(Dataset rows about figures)
* Start *

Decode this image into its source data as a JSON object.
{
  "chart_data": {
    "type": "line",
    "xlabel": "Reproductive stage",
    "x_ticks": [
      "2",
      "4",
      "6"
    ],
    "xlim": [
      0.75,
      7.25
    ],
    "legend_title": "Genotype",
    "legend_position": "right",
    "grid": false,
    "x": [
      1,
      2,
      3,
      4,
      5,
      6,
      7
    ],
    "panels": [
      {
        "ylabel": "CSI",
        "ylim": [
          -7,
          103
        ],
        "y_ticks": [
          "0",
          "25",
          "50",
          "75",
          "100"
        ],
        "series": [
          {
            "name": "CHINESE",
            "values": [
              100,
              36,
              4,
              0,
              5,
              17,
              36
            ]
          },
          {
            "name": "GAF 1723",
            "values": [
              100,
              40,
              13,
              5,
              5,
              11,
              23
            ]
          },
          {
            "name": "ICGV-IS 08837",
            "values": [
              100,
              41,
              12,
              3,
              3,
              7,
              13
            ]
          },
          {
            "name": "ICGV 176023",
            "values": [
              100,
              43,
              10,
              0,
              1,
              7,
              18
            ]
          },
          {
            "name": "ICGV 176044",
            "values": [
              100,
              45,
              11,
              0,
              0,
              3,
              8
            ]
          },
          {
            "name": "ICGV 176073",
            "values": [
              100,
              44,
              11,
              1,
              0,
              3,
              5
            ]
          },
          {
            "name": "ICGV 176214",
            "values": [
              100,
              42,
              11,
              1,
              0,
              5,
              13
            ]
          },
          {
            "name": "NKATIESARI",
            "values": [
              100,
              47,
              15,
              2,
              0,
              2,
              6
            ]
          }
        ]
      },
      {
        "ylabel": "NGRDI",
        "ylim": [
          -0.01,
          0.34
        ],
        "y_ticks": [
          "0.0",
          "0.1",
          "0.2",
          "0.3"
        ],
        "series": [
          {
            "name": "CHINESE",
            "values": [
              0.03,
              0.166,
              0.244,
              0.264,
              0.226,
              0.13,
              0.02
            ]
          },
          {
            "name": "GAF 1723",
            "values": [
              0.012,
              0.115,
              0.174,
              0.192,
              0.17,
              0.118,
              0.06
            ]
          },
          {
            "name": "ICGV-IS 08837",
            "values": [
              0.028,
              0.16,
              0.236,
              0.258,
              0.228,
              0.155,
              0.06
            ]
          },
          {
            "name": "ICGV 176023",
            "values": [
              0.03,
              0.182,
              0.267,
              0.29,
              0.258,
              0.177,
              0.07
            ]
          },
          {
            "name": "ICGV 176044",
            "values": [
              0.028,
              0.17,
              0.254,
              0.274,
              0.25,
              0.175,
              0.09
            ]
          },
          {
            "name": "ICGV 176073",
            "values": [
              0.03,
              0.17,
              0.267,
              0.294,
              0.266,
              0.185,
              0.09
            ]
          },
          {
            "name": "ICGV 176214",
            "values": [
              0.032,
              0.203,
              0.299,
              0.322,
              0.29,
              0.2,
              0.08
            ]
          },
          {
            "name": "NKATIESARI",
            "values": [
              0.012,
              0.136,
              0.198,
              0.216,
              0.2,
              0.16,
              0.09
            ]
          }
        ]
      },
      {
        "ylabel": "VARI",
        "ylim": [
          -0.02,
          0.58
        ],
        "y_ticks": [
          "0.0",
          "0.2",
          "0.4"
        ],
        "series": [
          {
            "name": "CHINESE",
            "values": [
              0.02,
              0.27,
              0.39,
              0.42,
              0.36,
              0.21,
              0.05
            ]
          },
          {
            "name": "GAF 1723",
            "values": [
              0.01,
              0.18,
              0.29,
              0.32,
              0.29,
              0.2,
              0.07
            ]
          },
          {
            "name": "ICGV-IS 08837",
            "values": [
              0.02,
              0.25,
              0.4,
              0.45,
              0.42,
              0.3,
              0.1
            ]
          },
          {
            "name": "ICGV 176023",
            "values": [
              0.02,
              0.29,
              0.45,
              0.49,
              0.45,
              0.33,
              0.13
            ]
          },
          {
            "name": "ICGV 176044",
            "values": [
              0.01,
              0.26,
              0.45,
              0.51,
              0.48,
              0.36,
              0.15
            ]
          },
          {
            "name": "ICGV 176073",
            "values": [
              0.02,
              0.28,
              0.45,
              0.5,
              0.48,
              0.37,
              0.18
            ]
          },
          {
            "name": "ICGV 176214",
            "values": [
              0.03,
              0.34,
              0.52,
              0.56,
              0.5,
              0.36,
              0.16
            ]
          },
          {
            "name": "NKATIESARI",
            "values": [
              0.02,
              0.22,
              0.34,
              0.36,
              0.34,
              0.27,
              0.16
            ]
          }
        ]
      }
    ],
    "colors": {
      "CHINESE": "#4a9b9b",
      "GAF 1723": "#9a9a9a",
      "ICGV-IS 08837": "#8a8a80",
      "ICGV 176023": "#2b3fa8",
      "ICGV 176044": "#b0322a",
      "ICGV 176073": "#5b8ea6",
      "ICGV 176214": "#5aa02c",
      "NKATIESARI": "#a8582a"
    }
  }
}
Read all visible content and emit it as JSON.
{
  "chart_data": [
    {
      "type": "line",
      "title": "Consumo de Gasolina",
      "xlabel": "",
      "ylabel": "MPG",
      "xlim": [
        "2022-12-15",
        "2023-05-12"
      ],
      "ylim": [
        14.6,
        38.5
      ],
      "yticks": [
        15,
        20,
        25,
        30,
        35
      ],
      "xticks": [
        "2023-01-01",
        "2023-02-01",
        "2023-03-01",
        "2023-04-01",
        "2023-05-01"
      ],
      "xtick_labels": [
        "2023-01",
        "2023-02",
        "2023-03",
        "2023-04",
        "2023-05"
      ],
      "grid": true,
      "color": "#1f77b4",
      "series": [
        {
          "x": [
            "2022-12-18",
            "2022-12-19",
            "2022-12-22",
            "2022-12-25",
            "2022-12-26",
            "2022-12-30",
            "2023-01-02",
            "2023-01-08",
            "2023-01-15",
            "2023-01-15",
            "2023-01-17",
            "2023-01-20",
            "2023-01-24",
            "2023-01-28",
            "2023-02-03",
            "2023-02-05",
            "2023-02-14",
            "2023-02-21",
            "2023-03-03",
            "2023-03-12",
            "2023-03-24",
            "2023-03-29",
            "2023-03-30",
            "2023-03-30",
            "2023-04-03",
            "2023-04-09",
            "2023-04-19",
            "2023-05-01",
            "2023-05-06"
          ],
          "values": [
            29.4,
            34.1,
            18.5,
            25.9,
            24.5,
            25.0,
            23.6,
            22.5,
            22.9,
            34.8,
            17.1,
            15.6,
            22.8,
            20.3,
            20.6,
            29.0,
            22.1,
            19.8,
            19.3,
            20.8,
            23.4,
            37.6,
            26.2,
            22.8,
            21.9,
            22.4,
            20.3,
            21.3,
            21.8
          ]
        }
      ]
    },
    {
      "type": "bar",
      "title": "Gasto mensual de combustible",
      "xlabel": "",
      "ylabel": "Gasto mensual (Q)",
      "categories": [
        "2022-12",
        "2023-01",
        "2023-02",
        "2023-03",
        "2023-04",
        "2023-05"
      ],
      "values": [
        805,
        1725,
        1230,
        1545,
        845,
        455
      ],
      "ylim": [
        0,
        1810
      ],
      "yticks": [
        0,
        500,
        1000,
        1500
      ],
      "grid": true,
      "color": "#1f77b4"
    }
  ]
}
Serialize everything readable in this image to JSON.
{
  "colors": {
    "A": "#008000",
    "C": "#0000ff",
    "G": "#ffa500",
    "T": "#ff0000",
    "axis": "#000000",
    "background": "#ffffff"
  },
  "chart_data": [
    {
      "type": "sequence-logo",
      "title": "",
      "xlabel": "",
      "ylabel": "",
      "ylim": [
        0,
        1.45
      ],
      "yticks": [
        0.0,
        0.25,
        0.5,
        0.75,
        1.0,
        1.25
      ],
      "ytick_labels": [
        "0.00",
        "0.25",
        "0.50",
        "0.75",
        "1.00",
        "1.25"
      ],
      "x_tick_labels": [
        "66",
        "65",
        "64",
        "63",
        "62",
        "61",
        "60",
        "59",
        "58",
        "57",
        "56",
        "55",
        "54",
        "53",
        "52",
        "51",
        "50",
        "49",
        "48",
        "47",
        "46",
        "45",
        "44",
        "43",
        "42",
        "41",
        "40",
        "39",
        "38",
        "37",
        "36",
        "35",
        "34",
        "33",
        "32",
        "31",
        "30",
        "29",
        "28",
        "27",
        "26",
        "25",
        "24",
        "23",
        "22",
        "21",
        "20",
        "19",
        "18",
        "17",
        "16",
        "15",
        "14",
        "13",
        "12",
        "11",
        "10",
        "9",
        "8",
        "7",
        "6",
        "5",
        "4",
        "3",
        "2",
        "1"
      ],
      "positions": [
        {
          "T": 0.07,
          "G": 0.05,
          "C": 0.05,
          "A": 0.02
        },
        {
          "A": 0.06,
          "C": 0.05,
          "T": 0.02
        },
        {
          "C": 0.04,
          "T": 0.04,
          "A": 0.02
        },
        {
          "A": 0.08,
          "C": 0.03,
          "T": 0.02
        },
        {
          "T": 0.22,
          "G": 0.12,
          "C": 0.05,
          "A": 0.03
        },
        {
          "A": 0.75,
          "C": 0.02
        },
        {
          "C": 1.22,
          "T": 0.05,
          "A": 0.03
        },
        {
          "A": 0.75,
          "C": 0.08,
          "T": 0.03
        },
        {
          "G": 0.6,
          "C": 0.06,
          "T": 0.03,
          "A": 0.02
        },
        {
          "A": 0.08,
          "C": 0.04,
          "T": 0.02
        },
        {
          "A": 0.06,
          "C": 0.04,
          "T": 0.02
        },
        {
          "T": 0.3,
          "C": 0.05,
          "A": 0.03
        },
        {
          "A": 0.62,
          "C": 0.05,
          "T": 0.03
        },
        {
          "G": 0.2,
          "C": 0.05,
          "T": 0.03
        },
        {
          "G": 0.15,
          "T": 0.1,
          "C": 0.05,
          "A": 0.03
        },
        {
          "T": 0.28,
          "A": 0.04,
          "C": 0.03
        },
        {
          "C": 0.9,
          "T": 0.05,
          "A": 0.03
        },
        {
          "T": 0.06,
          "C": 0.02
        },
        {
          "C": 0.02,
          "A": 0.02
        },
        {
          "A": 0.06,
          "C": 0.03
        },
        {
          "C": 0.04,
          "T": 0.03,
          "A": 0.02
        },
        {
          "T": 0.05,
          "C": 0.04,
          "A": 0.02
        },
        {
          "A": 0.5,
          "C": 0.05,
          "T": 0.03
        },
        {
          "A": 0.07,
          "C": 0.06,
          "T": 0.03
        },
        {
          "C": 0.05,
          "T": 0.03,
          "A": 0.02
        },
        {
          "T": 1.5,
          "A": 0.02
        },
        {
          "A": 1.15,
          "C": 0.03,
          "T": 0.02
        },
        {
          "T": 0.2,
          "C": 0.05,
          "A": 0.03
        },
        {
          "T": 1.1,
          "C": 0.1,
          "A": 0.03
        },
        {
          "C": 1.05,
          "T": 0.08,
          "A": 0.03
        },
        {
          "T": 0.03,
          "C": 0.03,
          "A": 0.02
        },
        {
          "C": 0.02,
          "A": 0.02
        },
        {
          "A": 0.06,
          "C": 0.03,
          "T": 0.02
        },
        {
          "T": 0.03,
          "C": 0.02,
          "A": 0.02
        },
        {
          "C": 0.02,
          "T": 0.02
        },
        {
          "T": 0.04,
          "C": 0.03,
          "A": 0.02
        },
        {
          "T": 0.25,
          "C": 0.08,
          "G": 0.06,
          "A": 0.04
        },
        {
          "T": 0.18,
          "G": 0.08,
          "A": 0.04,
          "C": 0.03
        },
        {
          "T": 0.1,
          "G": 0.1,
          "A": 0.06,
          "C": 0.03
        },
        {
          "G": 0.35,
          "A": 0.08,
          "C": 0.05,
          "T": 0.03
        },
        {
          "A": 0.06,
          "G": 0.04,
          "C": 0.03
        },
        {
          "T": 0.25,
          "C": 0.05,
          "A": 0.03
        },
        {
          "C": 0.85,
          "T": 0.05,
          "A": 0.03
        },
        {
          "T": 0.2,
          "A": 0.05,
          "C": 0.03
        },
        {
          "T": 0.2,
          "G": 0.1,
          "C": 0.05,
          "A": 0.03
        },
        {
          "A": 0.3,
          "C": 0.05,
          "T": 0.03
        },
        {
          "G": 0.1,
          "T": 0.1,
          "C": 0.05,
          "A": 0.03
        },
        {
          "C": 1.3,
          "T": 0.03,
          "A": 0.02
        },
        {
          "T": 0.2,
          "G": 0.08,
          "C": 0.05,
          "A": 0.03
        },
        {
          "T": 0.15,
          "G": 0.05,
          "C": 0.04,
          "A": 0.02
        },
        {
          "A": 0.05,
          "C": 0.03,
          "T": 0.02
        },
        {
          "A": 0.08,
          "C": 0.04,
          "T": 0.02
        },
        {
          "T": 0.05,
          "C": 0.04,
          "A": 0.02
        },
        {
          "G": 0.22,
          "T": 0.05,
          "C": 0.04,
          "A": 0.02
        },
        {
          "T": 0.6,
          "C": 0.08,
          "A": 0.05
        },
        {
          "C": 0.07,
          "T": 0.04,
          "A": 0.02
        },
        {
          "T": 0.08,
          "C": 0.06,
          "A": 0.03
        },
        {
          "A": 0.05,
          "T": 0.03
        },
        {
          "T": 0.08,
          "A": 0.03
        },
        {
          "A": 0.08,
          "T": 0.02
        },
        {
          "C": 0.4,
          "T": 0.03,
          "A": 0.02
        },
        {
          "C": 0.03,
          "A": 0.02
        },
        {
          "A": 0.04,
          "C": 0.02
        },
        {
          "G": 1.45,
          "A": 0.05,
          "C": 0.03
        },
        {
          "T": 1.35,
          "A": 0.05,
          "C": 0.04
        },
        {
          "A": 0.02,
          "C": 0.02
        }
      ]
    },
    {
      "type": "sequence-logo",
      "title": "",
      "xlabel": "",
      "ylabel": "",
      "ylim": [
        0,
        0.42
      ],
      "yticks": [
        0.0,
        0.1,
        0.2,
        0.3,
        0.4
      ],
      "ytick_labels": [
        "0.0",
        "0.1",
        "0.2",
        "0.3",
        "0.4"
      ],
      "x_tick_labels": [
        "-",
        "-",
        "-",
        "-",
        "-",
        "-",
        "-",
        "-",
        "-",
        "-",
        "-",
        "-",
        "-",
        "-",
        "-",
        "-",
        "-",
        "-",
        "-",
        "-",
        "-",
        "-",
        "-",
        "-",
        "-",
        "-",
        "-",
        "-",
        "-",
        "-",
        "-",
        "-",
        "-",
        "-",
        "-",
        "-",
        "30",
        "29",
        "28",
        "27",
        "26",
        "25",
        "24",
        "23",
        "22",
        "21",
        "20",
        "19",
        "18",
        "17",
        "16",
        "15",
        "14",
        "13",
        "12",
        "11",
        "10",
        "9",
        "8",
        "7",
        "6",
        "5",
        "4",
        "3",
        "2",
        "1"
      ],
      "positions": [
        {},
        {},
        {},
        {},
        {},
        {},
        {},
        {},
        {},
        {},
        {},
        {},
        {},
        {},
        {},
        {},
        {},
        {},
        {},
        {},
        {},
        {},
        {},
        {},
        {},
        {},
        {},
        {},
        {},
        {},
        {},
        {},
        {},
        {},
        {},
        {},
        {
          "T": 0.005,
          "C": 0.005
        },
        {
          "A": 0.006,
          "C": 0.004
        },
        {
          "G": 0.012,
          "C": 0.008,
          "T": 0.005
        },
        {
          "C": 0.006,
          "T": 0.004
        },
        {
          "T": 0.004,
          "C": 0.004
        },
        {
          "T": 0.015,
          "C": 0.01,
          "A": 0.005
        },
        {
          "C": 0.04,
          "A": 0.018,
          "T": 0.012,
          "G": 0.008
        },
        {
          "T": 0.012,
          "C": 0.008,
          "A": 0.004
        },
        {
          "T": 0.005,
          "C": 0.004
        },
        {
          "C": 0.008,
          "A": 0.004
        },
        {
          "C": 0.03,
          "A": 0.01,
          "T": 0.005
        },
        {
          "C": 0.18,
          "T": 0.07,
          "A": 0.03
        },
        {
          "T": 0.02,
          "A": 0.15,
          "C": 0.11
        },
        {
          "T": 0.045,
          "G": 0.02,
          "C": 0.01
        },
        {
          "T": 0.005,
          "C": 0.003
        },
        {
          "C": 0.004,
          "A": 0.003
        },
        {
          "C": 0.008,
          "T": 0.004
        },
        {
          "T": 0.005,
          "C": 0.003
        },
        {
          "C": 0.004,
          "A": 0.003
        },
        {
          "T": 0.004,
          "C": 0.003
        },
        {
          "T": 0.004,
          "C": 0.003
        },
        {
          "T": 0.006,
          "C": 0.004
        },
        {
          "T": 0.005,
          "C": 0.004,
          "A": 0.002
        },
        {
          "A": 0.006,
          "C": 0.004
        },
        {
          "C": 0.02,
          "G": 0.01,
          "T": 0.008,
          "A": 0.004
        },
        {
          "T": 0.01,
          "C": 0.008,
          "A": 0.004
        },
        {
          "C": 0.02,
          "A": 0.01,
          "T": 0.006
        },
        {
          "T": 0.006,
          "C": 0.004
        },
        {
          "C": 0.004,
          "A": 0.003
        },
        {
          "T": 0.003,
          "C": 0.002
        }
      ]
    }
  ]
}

* End *

## Task directions
What is the number of lines in the listing that include the word "this"? Give that number and nothing else.

## Result below
2